--- start of Given information ---

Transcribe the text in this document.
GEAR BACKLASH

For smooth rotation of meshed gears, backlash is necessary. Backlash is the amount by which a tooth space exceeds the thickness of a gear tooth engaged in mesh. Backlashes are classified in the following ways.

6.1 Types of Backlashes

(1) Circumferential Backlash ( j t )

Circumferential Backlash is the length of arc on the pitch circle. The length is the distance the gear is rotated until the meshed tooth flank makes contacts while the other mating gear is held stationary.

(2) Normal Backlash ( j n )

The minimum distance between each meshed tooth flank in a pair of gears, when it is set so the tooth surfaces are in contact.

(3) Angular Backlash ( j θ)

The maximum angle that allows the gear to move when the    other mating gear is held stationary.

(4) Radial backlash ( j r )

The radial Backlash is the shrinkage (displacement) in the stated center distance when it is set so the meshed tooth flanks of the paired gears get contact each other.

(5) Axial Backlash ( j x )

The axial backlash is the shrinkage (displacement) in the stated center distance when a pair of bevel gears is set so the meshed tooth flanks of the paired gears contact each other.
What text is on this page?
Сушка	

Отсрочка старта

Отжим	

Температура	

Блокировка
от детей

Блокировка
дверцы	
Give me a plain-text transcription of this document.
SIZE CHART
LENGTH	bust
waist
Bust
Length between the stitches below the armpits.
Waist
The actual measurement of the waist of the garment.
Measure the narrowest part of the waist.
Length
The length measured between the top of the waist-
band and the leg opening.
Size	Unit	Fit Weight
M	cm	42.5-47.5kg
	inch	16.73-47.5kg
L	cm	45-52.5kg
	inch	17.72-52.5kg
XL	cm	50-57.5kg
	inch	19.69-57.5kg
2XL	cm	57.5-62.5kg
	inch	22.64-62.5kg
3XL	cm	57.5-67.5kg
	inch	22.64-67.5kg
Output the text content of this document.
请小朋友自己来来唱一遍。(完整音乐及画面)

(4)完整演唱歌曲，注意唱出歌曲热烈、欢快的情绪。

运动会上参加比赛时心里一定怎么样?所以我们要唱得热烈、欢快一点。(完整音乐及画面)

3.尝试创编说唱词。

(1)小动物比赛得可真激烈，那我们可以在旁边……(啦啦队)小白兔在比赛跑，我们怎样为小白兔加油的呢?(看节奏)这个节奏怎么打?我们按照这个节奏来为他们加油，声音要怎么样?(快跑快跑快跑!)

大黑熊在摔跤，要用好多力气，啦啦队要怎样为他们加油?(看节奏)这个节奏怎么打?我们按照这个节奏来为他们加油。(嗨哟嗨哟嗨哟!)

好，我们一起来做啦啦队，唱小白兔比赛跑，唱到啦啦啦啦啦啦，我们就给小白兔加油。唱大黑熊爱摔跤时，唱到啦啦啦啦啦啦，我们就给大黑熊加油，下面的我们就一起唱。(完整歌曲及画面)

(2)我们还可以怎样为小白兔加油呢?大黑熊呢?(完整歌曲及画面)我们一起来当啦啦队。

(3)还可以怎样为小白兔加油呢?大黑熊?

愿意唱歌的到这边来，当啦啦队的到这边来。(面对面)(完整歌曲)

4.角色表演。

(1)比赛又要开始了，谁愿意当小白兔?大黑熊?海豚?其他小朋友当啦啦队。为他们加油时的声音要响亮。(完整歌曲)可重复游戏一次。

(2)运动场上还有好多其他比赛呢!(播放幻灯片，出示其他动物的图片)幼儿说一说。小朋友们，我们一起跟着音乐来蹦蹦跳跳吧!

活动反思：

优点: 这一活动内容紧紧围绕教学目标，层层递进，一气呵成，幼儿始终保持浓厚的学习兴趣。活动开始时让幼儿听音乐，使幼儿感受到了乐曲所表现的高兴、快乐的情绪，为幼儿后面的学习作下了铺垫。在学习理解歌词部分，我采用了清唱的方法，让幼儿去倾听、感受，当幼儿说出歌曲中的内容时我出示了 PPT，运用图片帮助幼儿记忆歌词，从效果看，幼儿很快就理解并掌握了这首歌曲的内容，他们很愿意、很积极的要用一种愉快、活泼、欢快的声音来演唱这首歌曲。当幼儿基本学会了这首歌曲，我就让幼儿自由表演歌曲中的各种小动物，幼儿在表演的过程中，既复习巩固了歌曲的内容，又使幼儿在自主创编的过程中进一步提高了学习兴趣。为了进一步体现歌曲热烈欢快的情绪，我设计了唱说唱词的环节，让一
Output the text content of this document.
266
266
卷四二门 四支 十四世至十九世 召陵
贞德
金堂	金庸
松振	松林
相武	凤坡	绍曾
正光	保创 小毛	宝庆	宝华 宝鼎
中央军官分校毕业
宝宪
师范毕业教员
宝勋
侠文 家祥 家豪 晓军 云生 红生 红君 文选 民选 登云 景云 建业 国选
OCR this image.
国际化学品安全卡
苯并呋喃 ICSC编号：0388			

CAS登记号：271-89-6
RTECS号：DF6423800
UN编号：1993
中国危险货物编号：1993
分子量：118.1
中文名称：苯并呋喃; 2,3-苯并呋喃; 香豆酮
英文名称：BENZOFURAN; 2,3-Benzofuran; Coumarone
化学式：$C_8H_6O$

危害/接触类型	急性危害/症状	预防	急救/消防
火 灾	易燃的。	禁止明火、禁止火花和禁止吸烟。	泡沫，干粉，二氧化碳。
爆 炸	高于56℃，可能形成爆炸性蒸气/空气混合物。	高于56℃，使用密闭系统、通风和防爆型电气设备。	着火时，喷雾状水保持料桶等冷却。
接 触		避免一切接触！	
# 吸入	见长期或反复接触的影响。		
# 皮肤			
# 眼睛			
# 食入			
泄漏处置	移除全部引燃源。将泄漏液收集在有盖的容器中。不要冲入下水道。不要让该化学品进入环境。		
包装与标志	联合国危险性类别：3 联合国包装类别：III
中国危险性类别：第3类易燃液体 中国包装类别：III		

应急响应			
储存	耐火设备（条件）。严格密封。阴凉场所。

--- end of Given information ---

* **Given exercise**: Gather up, from the records above, each line where the word "mating" appears.

* **The output**:
Circumferential Backlash is the length of arc on the pitch circle. The length is the distance the gear is rotated until the meshed tooth flank makes contacts while the other mating gear is held stationary.
The maximum angle that allows the gear to move when the    other mating gear is held stationary.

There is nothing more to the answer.